* WRITTEN EXERCISE
Find the lines that include the string "human" and report how many there are. Give no other text.

* AVAILABLE RECORDS
- - - -

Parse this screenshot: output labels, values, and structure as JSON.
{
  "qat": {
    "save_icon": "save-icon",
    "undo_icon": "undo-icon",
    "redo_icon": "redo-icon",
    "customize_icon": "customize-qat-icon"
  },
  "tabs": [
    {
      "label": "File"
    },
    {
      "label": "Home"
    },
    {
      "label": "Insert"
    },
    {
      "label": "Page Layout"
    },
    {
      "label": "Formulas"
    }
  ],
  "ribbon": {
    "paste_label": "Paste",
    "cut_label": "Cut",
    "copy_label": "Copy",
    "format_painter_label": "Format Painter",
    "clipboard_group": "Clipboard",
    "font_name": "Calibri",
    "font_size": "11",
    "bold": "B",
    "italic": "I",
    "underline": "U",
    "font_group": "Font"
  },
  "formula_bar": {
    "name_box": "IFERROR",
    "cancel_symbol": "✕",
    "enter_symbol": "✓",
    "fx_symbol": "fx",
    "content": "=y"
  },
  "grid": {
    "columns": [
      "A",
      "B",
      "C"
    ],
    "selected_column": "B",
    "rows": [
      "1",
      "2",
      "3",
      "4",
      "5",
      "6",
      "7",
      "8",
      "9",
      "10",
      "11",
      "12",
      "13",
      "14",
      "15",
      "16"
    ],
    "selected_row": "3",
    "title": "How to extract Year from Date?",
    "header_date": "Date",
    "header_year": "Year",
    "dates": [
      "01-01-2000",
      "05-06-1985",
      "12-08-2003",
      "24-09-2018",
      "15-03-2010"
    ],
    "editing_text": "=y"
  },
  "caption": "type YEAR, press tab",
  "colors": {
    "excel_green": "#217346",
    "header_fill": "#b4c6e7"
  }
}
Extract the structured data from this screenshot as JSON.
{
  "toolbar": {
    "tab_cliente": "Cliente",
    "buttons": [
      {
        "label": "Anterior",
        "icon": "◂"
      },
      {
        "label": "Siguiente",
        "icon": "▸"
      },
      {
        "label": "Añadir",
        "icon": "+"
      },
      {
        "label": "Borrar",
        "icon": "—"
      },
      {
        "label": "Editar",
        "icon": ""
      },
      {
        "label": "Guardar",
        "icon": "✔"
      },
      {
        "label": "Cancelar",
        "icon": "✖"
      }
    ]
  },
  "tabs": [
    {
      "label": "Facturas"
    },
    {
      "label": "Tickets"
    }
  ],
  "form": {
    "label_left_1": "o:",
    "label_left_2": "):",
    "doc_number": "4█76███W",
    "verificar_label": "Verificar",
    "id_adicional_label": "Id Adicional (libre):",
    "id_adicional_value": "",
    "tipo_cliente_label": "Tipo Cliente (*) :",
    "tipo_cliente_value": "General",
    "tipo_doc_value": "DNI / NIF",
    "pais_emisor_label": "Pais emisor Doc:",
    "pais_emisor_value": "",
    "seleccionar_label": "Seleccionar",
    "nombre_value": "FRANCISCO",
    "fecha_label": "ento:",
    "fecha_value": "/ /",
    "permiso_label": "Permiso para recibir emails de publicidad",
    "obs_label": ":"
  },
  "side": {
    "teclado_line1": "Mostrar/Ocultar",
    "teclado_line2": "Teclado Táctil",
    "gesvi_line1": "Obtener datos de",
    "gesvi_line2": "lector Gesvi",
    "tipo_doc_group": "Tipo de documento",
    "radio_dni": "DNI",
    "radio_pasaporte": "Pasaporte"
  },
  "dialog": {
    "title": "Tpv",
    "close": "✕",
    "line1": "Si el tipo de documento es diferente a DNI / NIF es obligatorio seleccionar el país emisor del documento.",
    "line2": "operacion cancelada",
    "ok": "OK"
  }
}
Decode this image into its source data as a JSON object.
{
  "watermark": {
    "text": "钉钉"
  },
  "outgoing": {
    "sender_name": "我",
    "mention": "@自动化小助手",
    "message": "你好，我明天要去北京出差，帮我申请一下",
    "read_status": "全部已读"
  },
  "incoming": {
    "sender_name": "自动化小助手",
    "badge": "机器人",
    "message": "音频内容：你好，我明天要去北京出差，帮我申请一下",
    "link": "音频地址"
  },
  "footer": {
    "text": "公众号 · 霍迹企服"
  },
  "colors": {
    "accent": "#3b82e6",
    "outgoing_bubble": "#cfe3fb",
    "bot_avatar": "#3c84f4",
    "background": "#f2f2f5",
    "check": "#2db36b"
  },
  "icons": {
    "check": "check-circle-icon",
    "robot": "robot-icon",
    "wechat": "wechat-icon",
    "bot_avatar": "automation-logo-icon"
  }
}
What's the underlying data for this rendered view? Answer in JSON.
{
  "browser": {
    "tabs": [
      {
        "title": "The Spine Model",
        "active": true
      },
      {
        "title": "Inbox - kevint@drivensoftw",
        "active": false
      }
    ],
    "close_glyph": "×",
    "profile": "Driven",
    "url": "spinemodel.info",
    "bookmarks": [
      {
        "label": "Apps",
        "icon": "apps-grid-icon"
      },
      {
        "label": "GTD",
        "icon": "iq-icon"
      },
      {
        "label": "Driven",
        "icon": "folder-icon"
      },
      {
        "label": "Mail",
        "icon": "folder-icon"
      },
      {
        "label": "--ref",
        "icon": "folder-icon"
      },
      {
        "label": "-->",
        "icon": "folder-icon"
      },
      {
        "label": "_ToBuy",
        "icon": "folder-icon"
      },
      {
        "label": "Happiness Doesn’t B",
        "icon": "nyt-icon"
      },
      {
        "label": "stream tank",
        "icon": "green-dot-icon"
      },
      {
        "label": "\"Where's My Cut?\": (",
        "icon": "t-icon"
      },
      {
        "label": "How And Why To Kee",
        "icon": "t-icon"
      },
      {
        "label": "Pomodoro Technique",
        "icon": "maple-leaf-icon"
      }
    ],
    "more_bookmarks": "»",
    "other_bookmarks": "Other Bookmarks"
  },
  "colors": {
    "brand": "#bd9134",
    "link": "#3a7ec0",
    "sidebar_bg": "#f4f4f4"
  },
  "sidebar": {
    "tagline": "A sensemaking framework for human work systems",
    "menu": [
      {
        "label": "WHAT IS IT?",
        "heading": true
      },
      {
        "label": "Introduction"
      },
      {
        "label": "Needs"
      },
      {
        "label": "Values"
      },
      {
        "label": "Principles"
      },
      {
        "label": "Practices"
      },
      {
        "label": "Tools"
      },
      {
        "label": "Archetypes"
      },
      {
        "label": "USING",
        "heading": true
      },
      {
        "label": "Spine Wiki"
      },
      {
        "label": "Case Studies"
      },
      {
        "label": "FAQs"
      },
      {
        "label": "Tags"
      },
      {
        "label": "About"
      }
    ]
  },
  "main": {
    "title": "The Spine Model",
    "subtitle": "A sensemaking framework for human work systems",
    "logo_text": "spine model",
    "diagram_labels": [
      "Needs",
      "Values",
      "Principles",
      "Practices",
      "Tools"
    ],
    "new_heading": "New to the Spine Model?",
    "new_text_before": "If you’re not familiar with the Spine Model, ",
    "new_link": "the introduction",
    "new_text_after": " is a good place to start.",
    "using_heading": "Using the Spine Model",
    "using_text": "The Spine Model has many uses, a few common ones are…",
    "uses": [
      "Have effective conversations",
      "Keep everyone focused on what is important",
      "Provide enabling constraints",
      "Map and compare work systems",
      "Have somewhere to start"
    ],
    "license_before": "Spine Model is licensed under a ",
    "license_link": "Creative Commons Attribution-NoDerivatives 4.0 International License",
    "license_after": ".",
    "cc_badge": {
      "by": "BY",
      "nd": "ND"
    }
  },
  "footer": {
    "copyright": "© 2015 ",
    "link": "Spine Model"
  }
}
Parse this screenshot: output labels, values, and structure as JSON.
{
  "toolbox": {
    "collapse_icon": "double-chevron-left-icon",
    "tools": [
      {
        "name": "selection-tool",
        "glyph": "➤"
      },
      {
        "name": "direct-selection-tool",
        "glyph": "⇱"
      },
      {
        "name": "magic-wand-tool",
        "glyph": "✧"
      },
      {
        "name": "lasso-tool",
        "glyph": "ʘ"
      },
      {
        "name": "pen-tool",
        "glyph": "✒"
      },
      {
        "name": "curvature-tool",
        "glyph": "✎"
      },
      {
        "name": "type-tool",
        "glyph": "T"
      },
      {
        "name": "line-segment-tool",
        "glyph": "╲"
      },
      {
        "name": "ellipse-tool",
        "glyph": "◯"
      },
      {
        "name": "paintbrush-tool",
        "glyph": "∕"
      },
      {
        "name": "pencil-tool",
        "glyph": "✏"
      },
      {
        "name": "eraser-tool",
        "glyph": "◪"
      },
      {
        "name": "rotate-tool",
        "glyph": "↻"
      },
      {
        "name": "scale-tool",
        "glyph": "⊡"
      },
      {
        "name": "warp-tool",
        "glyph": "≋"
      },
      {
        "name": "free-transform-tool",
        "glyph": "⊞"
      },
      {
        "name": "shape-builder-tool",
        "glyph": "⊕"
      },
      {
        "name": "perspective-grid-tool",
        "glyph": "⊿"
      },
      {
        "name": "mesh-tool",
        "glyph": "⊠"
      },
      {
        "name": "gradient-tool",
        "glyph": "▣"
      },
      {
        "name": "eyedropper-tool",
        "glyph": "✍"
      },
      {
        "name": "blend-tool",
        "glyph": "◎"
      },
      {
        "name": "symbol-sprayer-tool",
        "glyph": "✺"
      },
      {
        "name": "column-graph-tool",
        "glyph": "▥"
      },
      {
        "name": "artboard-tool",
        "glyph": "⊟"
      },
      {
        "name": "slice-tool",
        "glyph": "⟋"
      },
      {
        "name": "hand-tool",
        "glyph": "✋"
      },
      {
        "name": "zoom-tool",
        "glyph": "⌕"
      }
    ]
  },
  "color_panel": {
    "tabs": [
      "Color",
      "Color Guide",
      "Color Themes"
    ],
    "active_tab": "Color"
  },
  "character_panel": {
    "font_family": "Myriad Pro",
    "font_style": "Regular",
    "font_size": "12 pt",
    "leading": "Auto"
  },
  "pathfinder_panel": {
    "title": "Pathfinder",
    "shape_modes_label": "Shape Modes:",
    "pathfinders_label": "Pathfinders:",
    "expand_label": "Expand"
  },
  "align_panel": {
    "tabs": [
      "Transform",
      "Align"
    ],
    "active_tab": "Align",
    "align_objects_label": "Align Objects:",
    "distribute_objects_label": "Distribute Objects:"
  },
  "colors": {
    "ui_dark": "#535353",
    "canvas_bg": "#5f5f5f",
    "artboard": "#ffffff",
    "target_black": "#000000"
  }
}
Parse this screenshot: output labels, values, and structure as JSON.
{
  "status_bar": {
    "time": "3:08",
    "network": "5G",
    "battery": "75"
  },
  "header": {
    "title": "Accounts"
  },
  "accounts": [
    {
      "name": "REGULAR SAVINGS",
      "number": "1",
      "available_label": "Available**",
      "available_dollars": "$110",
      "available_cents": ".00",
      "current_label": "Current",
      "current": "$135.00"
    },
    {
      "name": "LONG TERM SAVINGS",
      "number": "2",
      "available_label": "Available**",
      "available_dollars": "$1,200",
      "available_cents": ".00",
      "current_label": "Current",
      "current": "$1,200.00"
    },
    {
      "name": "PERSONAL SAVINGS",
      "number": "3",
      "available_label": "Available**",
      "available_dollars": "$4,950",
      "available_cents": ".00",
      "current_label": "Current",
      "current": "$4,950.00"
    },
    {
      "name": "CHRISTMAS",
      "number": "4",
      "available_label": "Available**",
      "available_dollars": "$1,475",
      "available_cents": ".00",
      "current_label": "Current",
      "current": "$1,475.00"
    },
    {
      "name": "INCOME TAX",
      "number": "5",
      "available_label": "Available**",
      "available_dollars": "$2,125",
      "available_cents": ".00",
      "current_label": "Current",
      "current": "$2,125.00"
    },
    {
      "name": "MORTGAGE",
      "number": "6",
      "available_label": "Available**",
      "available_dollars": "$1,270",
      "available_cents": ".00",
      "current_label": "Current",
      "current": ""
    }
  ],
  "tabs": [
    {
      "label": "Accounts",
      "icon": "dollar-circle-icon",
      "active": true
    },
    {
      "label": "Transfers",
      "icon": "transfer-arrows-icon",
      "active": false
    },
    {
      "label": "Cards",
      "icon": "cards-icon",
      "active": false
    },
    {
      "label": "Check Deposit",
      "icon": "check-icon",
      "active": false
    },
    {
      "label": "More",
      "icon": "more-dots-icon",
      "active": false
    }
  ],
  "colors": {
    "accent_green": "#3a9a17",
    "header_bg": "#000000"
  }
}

- - - -

* SOLUTION
2